[Entries taken from a collection]
════════════════

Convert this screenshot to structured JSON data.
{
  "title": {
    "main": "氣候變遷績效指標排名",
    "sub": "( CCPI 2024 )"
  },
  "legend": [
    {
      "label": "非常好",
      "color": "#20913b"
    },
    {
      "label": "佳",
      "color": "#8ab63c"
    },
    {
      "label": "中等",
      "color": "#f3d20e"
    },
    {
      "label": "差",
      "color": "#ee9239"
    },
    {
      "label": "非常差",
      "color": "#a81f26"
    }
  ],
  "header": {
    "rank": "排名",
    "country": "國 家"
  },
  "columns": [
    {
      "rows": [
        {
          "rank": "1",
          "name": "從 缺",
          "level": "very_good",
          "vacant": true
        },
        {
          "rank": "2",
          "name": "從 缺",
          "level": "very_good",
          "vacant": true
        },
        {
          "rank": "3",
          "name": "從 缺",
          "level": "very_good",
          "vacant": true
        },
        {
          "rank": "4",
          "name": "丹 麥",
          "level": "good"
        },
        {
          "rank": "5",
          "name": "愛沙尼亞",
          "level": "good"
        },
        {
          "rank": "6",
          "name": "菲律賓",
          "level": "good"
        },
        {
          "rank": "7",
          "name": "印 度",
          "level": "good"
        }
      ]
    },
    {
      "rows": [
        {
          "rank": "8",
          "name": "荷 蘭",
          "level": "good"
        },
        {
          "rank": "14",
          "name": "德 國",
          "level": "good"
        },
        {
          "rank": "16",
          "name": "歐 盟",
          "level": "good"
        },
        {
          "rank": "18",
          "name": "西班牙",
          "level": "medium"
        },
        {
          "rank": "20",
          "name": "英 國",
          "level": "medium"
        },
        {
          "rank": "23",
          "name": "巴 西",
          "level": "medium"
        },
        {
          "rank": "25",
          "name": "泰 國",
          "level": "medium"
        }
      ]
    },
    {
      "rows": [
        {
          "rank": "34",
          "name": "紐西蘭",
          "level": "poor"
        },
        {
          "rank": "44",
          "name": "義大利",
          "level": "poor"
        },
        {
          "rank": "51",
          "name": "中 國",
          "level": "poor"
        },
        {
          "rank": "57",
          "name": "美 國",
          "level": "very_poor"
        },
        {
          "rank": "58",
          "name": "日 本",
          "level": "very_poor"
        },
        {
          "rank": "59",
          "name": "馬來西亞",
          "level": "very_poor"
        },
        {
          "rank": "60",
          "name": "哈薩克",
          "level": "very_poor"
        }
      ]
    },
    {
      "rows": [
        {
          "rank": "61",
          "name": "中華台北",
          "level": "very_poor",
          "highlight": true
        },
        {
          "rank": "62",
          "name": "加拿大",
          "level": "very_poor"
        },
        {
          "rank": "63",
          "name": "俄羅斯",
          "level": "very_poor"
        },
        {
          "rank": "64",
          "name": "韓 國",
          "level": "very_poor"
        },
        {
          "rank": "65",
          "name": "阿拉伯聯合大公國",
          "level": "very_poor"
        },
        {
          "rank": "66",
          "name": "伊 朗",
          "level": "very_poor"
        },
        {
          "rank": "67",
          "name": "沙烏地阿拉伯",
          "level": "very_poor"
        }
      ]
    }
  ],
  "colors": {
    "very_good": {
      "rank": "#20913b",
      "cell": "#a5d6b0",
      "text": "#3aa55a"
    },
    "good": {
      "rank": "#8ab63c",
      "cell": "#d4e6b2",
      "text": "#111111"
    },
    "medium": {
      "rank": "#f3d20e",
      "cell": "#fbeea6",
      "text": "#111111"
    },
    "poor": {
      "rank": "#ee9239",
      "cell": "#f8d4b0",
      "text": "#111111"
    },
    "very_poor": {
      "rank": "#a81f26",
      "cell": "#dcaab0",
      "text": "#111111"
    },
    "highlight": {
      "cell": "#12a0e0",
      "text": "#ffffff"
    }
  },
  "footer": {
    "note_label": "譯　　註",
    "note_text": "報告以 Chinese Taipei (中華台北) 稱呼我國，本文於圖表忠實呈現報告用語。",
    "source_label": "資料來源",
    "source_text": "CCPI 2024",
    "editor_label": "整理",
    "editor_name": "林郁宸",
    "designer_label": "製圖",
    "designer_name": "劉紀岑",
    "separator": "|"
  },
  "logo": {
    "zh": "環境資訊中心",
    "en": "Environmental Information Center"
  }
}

════════════════

**DO THIS:** Count up every line above that has the word "中華台北" in it; answer with the number alone.

**SOLUTION TO THIS PROBLEM:** 2